● Objective
Read the entries below and pull out each line with the string "here".

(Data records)
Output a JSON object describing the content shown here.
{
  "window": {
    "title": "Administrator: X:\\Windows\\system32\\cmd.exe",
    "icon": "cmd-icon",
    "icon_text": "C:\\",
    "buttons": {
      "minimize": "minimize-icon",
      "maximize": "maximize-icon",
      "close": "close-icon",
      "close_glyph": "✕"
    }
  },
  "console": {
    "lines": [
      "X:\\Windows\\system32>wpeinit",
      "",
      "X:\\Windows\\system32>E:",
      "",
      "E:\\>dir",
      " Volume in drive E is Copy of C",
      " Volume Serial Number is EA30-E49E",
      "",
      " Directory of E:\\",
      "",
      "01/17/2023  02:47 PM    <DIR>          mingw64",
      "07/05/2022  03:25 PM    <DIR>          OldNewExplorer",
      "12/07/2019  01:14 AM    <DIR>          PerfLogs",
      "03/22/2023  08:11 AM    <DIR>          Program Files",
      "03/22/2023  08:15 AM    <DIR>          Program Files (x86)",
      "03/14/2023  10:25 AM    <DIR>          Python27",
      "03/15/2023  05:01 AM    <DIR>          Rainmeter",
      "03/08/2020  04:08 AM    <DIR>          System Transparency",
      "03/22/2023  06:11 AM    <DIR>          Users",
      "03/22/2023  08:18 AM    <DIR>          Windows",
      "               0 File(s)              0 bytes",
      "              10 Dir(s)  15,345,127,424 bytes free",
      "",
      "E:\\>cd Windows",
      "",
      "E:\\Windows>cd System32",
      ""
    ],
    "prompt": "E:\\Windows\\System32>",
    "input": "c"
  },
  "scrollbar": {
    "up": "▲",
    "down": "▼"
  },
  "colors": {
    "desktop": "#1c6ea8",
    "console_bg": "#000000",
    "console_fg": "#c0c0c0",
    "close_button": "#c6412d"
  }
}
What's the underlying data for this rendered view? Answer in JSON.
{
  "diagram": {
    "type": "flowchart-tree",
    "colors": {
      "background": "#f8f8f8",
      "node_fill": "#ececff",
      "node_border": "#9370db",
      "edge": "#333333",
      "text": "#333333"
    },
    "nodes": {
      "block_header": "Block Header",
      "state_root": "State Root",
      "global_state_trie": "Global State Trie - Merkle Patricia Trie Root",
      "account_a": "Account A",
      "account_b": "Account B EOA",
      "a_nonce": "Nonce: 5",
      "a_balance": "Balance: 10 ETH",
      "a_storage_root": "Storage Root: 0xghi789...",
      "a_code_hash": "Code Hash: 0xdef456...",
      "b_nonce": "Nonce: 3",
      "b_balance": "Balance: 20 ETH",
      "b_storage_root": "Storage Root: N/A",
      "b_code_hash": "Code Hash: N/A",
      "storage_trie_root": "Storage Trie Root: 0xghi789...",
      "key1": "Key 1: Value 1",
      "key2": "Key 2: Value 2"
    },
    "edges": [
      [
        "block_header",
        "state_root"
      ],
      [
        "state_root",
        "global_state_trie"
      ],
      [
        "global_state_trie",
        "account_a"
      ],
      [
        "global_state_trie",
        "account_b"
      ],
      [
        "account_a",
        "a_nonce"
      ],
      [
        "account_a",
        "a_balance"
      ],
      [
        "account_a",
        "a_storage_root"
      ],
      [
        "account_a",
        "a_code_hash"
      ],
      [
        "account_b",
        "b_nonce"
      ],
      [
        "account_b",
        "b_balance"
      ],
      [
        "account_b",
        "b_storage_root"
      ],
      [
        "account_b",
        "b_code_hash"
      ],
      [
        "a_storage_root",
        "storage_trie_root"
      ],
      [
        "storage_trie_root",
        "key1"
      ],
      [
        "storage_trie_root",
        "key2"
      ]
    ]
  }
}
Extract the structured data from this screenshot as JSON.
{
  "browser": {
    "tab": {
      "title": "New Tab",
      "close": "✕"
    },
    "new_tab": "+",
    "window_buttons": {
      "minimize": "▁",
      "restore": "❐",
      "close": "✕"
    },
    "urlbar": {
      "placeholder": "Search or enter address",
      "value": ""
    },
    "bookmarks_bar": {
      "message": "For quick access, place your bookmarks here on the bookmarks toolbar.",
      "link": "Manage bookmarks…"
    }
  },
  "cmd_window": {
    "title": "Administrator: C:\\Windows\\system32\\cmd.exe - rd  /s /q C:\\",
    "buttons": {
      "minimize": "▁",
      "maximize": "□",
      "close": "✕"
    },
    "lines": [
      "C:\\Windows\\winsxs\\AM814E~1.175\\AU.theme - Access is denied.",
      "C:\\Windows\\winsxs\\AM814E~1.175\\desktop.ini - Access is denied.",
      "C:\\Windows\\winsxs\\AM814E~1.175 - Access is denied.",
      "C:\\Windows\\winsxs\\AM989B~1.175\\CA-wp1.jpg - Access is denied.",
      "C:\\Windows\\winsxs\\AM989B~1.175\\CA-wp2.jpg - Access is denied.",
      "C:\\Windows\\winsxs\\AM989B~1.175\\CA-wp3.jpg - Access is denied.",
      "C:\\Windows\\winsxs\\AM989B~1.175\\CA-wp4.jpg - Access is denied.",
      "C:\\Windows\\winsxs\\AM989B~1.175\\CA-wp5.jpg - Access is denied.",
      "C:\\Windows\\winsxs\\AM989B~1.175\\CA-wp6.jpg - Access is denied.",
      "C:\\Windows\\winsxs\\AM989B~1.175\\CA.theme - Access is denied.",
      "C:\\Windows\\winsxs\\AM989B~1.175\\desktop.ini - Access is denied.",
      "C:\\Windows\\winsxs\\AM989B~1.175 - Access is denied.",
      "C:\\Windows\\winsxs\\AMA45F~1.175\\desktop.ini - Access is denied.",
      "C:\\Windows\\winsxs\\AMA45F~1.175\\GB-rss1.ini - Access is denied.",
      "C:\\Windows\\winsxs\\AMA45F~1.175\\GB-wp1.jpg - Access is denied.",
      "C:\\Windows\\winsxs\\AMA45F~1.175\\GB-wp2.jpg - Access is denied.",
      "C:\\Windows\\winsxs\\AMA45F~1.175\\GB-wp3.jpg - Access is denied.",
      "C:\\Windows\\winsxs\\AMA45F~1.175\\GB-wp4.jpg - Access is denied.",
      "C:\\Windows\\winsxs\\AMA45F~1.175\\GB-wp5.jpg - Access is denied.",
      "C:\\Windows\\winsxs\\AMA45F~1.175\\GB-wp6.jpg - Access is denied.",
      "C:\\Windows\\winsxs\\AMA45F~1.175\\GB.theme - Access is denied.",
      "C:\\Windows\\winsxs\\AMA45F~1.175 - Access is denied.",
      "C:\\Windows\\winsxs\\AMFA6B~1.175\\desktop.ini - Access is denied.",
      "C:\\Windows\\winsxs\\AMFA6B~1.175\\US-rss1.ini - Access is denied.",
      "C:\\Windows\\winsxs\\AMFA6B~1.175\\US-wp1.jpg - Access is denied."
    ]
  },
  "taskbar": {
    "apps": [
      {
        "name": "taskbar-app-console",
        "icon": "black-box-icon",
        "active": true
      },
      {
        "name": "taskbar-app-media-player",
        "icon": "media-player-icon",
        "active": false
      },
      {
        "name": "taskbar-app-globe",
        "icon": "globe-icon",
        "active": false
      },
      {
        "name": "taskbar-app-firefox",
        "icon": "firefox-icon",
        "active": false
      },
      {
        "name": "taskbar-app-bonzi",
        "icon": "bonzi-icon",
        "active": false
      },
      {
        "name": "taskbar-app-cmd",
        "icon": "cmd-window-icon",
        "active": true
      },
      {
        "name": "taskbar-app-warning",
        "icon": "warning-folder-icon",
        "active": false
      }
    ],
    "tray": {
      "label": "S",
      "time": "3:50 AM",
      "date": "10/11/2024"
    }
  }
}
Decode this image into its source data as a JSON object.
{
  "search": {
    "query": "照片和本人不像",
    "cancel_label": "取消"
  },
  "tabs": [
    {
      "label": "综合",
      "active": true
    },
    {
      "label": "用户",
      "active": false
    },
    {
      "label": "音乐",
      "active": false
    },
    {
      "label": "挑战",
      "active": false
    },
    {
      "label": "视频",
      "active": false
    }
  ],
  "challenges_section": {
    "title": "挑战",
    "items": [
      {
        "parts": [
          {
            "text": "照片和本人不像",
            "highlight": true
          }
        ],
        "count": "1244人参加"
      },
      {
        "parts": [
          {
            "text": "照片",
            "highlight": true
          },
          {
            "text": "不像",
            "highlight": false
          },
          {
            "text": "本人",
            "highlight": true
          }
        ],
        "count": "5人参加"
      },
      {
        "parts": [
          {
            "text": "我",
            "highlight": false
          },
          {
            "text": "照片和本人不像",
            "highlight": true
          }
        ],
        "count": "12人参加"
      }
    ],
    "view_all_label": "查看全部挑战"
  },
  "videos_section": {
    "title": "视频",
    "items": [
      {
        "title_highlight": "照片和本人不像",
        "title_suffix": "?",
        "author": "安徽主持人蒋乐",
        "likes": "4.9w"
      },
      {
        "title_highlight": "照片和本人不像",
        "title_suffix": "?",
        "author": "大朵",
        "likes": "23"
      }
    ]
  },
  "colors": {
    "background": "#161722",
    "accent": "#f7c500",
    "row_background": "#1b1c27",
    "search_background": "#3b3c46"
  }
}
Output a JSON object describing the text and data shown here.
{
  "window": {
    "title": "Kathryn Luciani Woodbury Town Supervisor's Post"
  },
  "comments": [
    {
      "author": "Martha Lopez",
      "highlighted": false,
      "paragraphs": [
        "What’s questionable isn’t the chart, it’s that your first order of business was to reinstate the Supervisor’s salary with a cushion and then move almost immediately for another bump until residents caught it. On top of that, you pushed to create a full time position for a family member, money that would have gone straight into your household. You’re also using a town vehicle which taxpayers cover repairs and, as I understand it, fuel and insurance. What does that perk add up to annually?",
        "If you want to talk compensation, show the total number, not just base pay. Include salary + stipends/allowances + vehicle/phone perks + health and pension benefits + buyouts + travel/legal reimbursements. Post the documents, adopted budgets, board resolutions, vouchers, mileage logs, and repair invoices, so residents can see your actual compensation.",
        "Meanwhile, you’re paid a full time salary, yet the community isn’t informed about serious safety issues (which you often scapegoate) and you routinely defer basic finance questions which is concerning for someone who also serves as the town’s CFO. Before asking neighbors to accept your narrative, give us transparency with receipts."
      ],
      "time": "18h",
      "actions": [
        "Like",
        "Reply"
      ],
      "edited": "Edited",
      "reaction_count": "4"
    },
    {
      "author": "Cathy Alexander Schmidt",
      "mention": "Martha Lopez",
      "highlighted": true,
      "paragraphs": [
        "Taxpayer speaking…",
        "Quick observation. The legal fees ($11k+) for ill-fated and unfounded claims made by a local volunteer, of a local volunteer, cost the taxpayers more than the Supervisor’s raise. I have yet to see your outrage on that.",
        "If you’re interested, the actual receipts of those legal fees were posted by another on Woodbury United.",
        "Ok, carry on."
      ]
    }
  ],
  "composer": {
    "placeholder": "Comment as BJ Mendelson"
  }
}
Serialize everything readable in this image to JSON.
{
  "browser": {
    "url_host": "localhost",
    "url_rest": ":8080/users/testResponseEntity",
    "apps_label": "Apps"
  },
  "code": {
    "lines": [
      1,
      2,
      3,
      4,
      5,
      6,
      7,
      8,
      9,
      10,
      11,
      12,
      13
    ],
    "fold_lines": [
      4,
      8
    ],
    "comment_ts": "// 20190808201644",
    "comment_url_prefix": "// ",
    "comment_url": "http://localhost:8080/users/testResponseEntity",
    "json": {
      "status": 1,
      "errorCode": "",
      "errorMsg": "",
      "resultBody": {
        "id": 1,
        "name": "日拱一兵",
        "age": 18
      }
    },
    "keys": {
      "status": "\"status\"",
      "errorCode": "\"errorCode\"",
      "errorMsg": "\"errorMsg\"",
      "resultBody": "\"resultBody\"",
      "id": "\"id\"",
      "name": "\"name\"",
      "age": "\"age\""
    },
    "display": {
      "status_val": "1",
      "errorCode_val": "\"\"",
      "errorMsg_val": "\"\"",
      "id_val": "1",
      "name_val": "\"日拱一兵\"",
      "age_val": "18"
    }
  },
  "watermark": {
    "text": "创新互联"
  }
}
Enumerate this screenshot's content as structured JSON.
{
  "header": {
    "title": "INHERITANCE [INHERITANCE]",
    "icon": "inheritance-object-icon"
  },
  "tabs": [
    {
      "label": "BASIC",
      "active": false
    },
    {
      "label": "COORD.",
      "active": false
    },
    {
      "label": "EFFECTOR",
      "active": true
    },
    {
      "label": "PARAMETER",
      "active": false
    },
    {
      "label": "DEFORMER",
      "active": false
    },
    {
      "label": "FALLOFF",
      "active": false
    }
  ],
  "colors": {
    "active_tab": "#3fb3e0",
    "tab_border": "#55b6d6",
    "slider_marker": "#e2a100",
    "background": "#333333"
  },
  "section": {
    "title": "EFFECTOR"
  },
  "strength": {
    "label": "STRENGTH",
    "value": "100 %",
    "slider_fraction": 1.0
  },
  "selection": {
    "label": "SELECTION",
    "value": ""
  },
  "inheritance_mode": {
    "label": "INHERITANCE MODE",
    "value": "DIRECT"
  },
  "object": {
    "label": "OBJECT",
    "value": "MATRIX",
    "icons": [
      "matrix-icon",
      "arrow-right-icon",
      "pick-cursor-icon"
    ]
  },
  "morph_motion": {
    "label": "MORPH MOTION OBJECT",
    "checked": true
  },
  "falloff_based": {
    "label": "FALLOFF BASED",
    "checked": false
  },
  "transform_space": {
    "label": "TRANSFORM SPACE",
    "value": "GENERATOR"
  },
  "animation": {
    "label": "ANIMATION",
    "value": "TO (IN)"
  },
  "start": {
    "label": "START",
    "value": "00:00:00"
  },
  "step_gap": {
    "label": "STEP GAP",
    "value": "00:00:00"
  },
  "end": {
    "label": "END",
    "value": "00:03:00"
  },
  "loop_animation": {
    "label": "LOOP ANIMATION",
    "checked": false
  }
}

● Worked answer
Output a JSON object describing the content shown here.
      "message": "For quick access, place your bookmarks here on the bookmarks toolbar.",
Output a JSON object describing the text and data shown here.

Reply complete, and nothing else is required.